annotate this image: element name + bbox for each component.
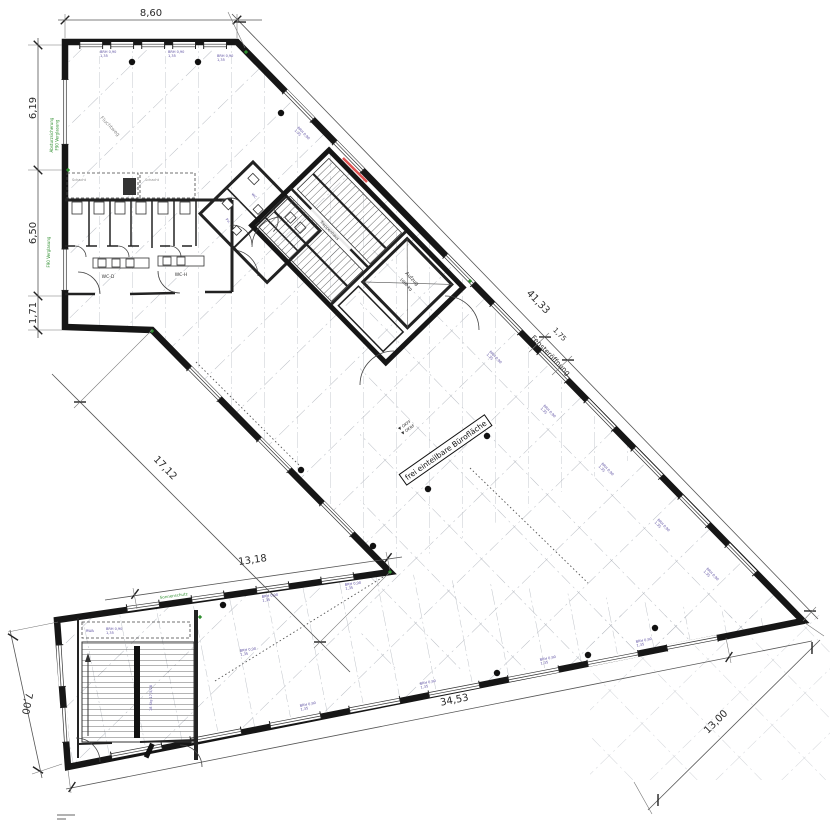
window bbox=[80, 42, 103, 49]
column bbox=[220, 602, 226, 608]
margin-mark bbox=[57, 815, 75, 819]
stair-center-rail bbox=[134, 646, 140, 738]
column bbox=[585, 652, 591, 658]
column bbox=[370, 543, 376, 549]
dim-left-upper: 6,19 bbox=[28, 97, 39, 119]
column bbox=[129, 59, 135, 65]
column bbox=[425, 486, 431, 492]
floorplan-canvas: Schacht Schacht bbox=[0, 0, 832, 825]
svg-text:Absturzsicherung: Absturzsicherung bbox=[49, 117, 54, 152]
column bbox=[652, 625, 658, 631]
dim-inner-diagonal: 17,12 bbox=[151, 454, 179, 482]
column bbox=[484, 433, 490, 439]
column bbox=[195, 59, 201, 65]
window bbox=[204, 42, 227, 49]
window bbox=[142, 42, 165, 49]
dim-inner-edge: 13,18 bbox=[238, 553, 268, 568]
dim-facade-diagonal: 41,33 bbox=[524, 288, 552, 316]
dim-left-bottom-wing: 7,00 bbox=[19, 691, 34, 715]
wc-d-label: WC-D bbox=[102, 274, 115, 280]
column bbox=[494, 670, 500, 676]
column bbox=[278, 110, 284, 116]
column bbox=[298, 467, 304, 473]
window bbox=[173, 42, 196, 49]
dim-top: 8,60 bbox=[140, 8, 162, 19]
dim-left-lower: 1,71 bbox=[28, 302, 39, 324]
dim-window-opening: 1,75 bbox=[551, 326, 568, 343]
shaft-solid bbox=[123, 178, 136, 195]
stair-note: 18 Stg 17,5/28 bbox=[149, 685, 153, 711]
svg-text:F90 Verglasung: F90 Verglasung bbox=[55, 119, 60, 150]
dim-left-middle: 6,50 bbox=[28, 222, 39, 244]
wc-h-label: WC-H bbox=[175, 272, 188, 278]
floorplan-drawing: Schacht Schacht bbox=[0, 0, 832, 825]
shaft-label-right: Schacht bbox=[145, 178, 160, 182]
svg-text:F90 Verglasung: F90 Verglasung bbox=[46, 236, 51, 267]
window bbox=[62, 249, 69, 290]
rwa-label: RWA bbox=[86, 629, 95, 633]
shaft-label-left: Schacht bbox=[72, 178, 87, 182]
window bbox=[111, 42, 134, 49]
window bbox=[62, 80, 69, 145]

--

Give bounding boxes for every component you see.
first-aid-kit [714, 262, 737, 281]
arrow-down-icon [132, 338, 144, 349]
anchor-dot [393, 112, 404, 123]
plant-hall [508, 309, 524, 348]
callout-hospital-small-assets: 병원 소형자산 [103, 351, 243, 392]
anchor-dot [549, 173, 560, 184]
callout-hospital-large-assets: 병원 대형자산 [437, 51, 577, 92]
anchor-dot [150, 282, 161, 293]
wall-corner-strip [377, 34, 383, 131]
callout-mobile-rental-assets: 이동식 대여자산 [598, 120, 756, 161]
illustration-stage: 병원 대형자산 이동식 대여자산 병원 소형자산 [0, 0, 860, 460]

...

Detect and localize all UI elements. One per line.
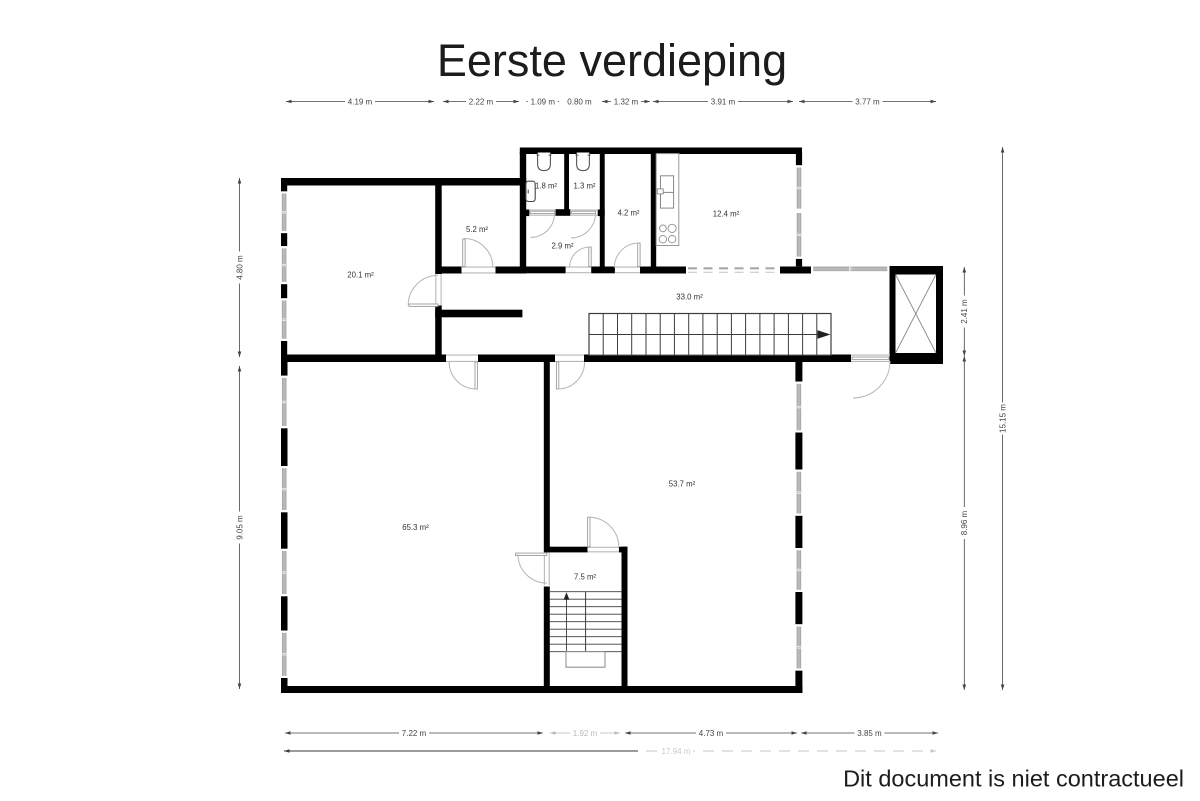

_What is expected_
Recast the items from the line that contains "Give bounding boxes" up to and including the line that contains "illustration-stage: 병원 대형자산" as a JSON list of strings, one string per line, leaving out blank lines.

_Result of the exercise_
[
  "Give bounding boxes for every component you see.",
  "first-aid-kit [714, 262, 737, 281]",
  "arrow-down-icon [132, 338, 144, 349]",
  "anchor-dot [393, 112, 404, 123]",
  "plant-hall [508, 309, 524, 348]",
  "callout-hospital-small-assets: 병원 소형자산 [103, 351, 243, 392]",
  "anchor-dot [549, 173, 560, 184]",
  "callout-hospital-large-assets: 병원 대형자산 [437, 51, 577, 92]",
  "anchor-dot [150, 282, 161, 293]",
  "wall-corner-strip [377, 34, 383, 131]",
  "callout-mobile-rental-assets: 이동식 대여자산 [598, 120, 756, 161]",
  "illustration-stage: 병원 대형자산 이동식 대여자산 병원 소형자산 [0, 0, 860, 460]"
]